• _Texto fornecido_:
......
A polêmica na qual se envolveu na semana passada, até com bate-boca em
emissoras de televisão, mostra uma exposição excessiva, uma fragilidade de
comando e direção do clube, um direcionamento de foco onde não interessa.
Marcos é grande. Devemos inúmeras alegrias a ele. Jamais esqueceremos. Mas o
Palmeiras é enorme. Existe A.M. e existirá D.M.. Esperamos que seja eterno, pelo
menos enquanto viva o último palmeirense.

Enquanto nós aguardamos nossa própria canonização, pois o primeiro
milagre já nos tornou beatos (amar tanto um clube que nos despreza), não
precisamos que nosso “santo” tome o lugar dos anjos e toque para si as
trombetas. Ou até mesmo a minha corneta.


Comments (10)

  1. Emerson Prebianchi

    Grande inspiração heim Presi!!!!
......
• _Conteúdo dos dados_:

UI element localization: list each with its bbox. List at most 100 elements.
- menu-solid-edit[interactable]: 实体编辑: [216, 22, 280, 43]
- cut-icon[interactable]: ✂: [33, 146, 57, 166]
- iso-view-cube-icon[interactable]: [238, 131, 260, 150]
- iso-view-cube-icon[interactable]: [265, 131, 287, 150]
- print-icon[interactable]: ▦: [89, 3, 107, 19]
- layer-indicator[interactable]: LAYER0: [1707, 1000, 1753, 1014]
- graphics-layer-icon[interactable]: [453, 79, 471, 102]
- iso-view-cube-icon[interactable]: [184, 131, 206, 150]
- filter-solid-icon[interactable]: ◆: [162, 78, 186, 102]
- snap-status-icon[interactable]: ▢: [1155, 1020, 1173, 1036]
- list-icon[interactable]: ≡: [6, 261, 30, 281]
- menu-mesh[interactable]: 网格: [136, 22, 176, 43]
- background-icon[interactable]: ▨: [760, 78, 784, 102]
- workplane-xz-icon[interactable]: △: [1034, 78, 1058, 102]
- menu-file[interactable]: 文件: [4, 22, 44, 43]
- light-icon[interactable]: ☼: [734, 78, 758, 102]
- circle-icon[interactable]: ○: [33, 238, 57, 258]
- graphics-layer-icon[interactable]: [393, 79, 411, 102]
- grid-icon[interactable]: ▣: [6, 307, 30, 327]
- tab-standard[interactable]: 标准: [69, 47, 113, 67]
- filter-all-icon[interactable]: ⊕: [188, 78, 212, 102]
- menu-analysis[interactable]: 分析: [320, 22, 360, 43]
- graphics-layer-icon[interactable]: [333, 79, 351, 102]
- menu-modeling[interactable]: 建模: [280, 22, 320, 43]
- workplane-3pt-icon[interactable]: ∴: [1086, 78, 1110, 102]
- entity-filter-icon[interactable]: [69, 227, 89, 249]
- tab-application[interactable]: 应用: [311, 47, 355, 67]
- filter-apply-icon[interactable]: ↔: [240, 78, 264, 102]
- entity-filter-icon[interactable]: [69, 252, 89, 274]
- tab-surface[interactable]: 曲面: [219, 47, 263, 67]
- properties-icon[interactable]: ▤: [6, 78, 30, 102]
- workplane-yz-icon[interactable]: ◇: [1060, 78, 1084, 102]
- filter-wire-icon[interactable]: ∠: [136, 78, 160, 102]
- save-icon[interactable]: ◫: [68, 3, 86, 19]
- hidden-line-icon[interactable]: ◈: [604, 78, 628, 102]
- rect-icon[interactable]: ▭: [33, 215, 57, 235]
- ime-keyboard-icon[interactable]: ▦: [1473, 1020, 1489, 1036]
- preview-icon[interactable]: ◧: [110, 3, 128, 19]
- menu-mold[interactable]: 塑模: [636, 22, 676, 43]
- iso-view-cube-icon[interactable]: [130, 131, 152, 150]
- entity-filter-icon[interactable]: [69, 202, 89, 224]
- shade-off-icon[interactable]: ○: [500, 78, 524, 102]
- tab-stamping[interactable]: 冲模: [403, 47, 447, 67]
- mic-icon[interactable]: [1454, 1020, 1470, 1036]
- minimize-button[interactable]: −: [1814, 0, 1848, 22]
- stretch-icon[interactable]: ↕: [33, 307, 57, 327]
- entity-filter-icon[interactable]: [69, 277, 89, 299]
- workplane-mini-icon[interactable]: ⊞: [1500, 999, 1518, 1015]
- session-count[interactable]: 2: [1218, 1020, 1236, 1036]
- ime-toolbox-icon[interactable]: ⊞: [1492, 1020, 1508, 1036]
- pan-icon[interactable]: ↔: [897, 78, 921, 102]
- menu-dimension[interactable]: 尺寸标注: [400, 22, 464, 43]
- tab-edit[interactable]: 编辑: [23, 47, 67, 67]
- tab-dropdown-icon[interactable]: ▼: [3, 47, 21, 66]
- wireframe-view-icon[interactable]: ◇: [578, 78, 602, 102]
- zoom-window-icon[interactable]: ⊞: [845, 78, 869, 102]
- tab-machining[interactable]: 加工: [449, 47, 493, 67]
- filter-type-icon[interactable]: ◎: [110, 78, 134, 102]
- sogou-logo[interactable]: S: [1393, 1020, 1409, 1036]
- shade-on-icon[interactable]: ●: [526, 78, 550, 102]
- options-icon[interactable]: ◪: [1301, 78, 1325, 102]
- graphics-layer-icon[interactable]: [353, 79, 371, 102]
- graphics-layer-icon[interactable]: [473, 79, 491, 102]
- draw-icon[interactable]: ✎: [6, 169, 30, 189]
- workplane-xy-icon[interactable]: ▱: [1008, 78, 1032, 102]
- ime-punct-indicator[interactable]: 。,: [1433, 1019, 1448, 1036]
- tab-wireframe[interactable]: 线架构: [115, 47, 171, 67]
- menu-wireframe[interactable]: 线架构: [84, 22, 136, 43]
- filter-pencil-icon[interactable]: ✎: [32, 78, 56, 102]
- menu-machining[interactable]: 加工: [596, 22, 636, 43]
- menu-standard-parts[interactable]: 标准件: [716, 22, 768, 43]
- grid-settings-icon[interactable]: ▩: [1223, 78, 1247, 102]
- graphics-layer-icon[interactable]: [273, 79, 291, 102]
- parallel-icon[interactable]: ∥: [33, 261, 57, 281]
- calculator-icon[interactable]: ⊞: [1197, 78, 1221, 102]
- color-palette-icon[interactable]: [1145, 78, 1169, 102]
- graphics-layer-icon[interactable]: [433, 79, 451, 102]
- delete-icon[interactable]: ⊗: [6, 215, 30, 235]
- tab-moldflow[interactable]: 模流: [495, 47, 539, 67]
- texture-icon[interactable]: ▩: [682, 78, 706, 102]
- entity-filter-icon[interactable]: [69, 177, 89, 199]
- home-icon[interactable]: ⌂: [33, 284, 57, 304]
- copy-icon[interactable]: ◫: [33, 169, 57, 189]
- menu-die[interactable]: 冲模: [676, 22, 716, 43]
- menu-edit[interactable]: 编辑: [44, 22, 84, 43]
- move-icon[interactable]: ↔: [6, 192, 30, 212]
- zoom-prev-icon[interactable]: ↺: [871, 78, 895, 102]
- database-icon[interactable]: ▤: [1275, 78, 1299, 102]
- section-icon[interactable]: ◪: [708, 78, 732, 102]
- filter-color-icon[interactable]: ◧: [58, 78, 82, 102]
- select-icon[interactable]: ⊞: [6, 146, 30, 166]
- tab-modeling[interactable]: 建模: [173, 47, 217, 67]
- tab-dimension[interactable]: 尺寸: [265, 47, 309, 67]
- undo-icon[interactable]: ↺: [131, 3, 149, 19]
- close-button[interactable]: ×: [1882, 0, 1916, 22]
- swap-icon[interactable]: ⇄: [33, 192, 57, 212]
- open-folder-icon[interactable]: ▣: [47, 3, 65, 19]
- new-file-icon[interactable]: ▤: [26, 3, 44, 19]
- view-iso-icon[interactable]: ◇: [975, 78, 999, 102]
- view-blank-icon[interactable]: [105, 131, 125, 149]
......
• _Objetivo do exercício_: Repita, sem nenhuma alteração, o trecho do texto sobre o Palmeiras que começa pelas palavras que contêm "Marcos é grande." e termina em "a minha corneta.". Os itens vêm de uma fonte diferente da do texto.

• _Resolução_:
Marcos é grande. Devemos inúmeras alegrias a ele. Jamais esqueceremos. Mas o
Palmeiras é enorme. Existe A.M. e existirá D.M.. Esperamos que seja eterno, pelo
menos enquanto viva o último palmeirense.

Enquanto nós aguardamos nossa própria canonização, pois o primeiro
milagre já nos tornou beatos (amar tanto um clube que nos despreza), não
precisamos que nosso “santo” tome o lugar dos anjos e toque para si as
trombetas. Ou até mesmo a minha corneta.